Using astype() - Pandas: convert dtype 'object' to int

Using to_numeric() - https://pandas.pydata.org/pandas-docs/stable/reference/api/pandas.to_numeric.html

0

The problem is the imputer when one of the columns is 'object'. After imputation all the columns result 'object':

import pandas as pd
from sklearn.impute import SimpleImputer

X_train = [['dddd', 2, 3], ['dddd', np.nan, 6], ['dddd', 5, 9]]
X_test = [[np.nan, 2, 3], ['dddd', np.nan, 6], ['dddd', np.nan, 9]]

col_names = ['c1', 'c2', 'c3']

df_x_train = pd.DataFrame(X_train, columns=col_names)
df_x_test = pd.DataFrame(X_test, columns=col_names)
print(df_x_train.info())

Records:

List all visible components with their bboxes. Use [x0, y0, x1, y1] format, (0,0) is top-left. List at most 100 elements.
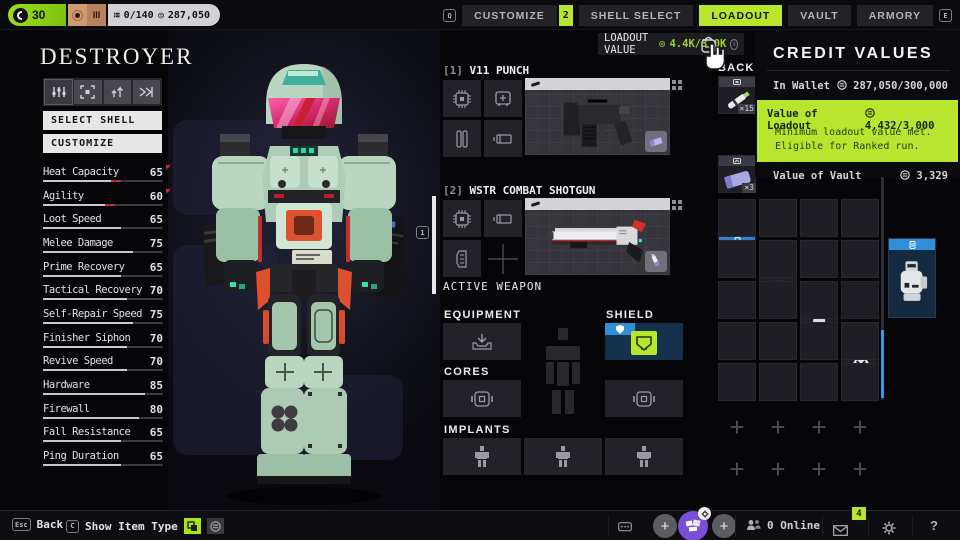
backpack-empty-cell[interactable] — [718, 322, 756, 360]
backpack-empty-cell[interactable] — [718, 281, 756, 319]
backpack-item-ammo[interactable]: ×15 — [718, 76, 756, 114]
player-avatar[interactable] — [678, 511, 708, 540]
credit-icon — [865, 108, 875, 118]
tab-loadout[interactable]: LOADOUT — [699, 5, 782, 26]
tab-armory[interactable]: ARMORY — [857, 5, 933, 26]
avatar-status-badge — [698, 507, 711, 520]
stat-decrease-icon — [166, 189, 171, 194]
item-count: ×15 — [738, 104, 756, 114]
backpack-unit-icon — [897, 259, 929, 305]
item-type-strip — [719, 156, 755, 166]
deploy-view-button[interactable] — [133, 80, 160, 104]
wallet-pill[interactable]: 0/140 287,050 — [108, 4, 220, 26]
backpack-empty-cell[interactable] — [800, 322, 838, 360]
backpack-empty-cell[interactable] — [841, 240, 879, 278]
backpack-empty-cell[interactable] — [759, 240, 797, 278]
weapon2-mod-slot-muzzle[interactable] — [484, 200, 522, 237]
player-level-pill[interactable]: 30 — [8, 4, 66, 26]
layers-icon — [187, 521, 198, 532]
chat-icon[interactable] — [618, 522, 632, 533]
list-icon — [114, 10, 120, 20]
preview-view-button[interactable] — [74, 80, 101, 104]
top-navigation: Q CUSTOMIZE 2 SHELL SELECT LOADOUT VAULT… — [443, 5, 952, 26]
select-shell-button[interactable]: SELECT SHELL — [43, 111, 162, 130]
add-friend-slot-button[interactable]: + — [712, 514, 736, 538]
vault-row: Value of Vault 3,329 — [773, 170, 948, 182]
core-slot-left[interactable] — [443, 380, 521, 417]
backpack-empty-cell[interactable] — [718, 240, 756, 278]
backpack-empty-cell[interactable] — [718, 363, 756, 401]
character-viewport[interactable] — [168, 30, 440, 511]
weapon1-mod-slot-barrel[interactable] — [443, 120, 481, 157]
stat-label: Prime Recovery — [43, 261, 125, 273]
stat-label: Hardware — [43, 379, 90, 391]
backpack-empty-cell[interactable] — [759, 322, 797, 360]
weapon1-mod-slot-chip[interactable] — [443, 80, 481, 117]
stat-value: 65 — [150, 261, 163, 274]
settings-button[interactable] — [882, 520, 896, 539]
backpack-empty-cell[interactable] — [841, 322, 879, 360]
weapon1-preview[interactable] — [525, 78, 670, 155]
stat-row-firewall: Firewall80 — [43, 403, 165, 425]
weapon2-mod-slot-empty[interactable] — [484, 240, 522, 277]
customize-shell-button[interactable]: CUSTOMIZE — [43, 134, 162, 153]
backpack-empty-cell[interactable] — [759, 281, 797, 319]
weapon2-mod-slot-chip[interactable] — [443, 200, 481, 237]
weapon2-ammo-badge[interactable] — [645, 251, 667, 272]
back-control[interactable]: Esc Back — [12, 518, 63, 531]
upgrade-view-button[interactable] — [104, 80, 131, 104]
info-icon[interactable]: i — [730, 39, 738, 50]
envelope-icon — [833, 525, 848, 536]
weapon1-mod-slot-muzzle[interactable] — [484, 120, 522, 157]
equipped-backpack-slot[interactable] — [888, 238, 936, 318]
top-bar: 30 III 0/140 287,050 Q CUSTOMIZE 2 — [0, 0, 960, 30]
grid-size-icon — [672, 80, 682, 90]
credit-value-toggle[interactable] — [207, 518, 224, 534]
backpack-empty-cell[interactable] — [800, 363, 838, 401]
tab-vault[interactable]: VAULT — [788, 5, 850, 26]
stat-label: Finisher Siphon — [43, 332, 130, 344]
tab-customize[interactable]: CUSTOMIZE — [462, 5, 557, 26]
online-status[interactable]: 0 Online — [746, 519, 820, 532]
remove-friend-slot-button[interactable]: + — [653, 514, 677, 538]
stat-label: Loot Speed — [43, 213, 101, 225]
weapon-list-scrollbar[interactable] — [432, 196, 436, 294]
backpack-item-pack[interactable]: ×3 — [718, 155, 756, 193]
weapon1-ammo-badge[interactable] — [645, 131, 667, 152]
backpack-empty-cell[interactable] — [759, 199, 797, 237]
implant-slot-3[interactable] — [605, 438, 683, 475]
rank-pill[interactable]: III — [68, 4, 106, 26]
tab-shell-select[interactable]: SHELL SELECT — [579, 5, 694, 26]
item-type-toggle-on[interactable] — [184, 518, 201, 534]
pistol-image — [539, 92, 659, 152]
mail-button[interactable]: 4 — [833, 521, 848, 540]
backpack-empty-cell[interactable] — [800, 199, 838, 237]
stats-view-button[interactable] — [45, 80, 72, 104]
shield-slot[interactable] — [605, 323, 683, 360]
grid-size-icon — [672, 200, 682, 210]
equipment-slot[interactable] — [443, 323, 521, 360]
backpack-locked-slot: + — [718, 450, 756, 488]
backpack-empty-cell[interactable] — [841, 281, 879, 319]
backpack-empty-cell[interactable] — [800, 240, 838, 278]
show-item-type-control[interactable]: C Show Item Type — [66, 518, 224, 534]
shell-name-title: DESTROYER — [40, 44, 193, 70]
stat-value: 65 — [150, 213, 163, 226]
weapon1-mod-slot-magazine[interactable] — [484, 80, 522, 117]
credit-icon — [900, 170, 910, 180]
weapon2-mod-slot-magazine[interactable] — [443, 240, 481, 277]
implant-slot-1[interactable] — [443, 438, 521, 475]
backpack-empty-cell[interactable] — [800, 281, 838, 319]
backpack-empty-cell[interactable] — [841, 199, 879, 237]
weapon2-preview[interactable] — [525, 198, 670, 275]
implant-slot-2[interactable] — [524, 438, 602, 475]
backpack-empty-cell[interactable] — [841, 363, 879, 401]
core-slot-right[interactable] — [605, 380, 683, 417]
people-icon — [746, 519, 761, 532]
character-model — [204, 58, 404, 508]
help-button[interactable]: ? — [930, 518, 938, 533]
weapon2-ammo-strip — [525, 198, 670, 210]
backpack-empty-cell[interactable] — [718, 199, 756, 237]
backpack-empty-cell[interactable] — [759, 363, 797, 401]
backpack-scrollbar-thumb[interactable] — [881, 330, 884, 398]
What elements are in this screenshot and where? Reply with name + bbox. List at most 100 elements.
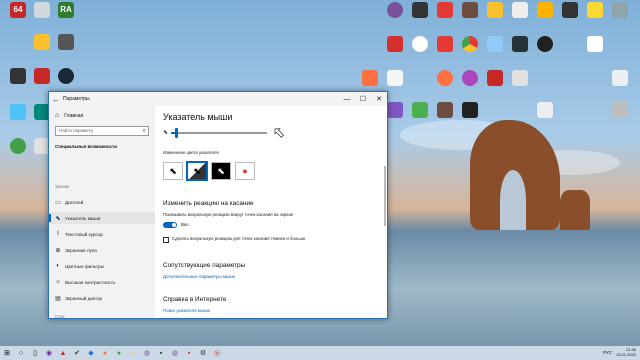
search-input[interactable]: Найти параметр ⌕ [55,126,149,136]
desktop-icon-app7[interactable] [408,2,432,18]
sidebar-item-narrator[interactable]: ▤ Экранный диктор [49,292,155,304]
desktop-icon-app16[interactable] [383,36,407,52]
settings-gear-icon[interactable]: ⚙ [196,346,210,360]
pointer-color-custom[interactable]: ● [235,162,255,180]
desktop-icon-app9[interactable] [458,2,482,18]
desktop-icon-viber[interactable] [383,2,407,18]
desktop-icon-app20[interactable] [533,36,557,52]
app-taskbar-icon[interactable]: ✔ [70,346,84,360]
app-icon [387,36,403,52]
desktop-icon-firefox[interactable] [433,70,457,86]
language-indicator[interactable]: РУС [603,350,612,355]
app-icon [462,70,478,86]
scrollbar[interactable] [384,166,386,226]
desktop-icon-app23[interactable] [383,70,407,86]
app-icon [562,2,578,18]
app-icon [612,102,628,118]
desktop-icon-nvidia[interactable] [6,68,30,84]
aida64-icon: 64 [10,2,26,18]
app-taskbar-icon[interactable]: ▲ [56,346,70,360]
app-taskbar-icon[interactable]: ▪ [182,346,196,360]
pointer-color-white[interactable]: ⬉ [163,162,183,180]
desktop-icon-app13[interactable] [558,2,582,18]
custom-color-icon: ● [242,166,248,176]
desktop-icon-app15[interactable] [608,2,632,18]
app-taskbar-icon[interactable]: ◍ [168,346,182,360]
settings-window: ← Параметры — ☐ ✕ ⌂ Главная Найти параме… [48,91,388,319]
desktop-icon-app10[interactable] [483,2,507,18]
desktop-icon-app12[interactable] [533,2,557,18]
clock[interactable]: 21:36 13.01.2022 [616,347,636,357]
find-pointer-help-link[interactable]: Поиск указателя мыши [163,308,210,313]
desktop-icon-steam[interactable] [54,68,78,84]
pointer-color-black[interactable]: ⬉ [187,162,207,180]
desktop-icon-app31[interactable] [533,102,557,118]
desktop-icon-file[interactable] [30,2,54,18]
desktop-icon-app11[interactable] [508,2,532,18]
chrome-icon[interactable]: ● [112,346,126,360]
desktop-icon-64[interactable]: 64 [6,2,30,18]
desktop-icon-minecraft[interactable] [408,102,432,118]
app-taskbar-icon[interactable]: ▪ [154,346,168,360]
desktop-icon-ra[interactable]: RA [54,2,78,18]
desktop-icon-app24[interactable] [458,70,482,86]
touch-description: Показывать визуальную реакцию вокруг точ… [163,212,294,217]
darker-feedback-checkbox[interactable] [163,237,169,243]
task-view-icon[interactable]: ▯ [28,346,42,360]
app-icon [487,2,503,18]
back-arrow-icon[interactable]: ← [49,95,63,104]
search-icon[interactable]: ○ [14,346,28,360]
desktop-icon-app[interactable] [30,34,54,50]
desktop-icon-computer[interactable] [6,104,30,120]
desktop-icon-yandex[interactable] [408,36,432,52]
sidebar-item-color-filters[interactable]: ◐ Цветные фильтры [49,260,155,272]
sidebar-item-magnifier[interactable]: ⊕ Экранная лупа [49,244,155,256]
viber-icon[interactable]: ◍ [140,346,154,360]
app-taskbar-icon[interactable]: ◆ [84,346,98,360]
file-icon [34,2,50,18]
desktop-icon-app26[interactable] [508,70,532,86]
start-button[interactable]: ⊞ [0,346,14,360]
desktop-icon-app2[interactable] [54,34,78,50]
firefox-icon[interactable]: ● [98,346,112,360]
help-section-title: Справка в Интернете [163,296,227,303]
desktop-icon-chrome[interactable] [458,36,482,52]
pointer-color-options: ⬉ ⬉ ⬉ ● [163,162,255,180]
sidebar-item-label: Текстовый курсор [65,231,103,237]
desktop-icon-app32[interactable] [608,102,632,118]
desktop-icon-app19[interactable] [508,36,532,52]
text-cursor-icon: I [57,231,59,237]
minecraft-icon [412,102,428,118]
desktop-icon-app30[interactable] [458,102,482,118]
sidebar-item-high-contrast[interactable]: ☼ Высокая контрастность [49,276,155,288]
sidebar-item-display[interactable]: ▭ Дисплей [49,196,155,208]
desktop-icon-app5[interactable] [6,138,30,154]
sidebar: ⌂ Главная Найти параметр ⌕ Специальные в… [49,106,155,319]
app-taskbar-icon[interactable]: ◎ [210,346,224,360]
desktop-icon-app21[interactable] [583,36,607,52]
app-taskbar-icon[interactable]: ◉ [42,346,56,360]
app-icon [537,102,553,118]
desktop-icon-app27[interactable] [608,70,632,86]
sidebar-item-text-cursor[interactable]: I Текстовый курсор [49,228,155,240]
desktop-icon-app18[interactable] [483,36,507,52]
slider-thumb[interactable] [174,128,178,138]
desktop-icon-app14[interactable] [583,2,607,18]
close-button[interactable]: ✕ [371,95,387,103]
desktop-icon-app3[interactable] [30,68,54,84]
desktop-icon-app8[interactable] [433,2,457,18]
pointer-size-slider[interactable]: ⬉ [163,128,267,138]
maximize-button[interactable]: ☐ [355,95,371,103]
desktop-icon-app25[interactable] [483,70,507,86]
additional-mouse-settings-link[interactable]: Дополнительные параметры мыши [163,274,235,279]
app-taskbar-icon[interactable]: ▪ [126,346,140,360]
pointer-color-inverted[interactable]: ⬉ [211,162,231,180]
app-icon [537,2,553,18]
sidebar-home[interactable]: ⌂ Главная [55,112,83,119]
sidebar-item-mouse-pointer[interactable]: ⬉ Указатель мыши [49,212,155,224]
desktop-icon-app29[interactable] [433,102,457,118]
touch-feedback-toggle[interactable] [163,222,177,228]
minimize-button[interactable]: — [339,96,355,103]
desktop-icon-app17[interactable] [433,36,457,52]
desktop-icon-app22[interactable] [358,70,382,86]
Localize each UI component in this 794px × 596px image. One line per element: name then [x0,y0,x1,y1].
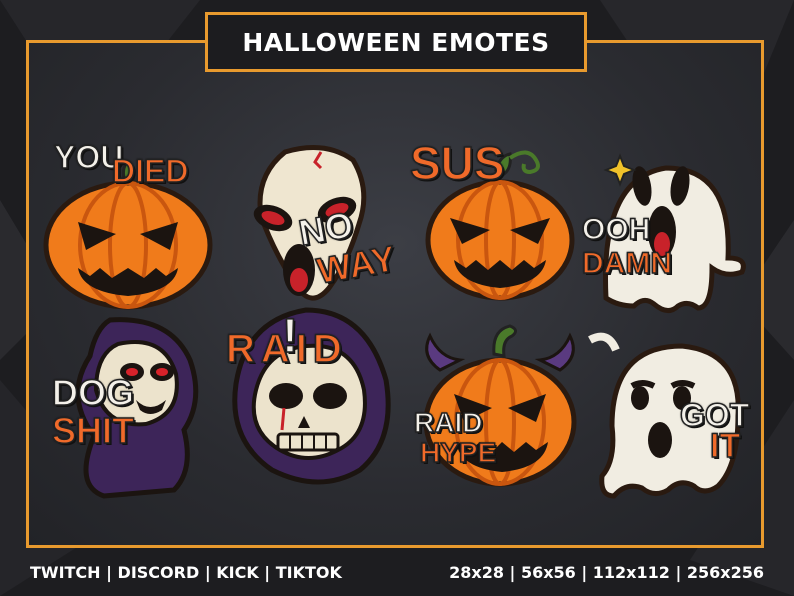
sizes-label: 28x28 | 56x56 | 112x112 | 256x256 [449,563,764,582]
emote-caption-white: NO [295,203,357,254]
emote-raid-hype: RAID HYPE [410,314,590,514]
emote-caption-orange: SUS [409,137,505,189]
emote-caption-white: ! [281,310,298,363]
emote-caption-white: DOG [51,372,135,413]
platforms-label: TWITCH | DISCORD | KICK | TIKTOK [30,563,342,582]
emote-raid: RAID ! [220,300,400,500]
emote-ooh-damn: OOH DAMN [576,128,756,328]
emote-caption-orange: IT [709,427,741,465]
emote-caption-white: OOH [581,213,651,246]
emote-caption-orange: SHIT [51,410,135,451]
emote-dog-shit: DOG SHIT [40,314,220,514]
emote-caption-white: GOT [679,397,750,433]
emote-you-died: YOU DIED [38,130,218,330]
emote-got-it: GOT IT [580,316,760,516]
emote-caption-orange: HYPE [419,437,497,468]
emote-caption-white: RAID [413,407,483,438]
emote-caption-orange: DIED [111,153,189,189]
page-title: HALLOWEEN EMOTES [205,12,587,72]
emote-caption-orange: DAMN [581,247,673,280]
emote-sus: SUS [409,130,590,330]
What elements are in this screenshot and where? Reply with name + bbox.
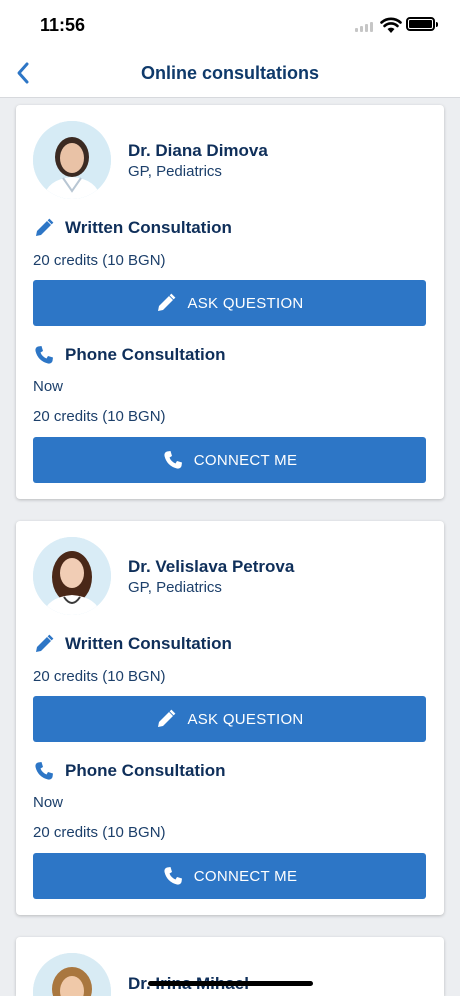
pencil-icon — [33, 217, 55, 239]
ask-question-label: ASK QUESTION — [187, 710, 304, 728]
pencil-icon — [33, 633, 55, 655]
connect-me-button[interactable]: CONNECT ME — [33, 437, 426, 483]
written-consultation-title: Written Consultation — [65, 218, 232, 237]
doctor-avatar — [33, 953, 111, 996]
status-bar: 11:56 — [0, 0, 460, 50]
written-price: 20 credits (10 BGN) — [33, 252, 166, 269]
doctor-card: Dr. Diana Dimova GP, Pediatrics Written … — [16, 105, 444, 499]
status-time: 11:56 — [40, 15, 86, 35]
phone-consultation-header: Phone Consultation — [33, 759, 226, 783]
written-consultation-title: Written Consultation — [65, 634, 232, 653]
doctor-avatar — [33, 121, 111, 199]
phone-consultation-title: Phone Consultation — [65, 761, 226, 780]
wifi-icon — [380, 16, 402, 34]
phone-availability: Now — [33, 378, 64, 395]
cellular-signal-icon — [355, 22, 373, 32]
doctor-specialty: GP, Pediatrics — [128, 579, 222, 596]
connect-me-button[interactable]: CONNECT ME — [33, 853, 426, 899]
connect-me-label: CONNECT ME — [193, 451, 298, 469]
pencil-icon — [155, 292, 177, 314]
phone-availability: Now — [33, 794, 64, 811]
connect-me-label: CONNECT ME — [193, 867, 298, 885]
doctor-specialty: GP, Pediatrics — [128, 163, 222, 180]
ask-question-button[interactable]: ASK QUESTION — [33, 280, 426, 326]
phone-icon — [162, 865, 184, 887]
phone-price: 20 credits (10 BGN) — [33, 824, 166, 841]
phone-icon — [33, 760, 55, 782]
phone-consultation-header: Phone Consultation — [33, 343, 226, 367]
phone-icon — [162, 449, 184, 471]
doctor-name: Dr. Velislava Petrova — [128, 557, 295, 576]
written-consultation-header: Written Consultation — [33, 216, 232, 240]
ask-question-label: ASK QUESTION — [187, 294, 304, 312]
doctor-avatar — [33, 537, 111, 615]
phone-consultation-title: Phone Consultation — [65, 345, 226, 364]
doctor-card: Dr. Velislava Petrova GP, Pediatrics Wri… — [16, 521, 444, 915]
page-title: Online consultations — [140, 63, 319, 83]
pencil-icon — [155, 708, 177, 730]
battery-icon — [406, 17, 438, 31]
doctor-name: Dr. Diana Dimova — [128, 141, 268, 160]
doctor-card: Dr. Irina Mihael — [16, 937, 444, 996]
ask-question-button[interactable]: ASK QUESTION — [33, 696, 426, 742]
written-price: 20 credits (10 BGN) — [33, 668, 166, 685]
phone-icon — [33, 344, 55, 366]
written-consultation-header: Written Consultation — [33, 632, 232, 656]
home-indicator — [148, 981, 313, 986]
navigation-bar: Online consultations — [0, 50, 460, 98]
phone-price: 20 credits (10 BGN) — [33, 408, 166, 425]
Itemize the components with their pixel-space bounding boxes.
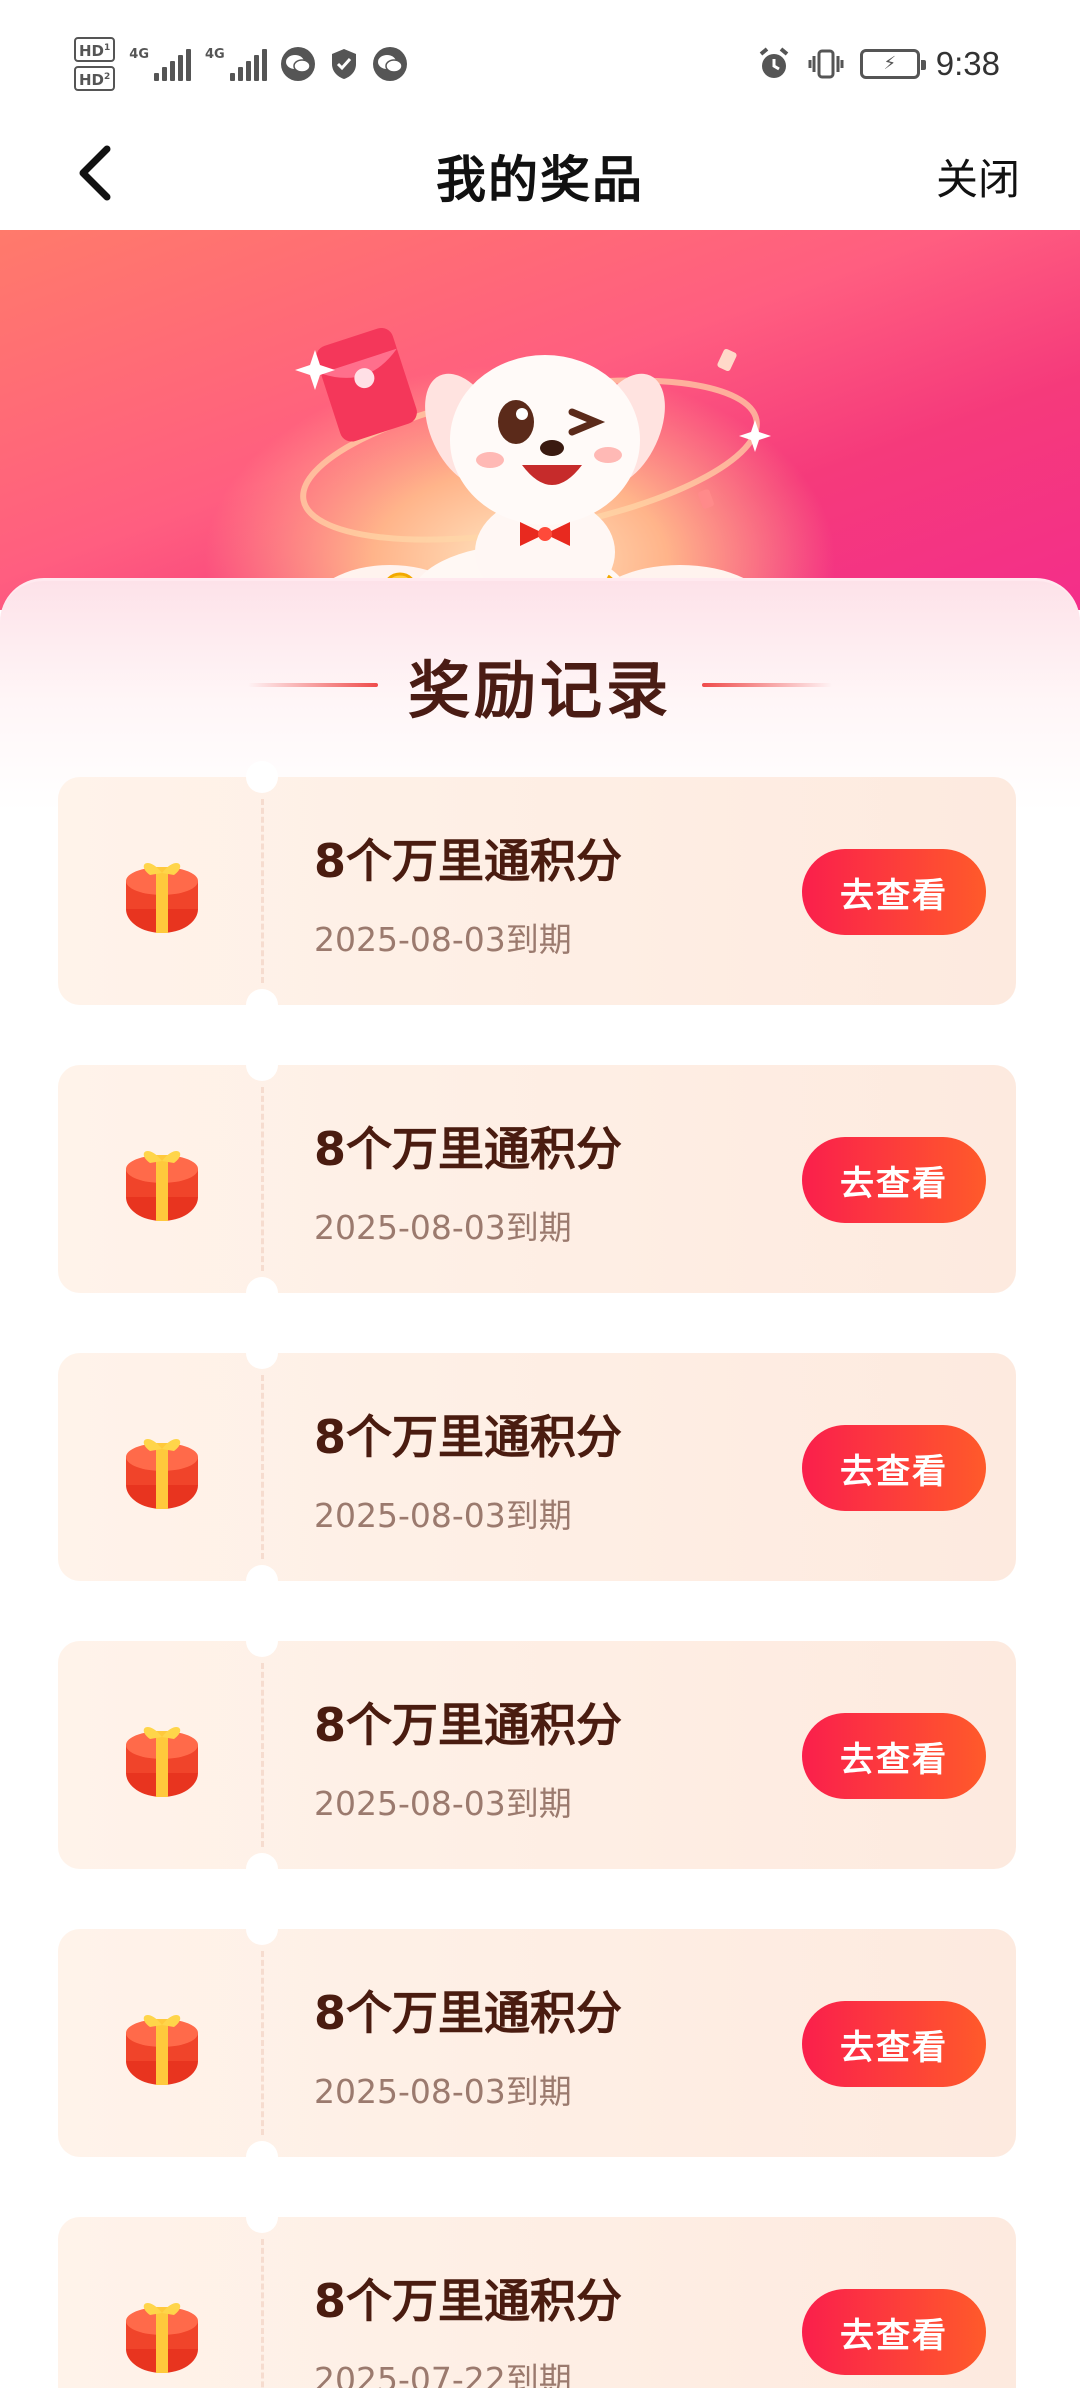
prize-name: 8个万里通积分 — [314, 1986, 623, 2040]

- [Given problem 1]: In the pandas forum excerpt, what happens to the columns after imputation when one of them is 'object'?
- [Given problem 2]: Quote the pandas forum excerpt, beginning at the words "X_train = [['dddd', 2, 3], ['dddd', np.nan, 6], ['dddd', 5, 9]]" and stopping after "df_x_train = pd.DataFrame(X_train, columns=col_names)".

- [Correct output 1]: All the columns become 'object'.

- [Correct output 2]:
X_train = [['dddd', 2, 3], ['dddd', np.nan, 6], ['dddd', 5, 9]]
X_test = [[np.nan, 2, 3], ['dddd', np.nan, 6], ['dddd', np.nan, 9]]

col_names = ['c1', 'c2', 'c3']

df_x_train = pd.DataFrame(X_train, columns=col_names)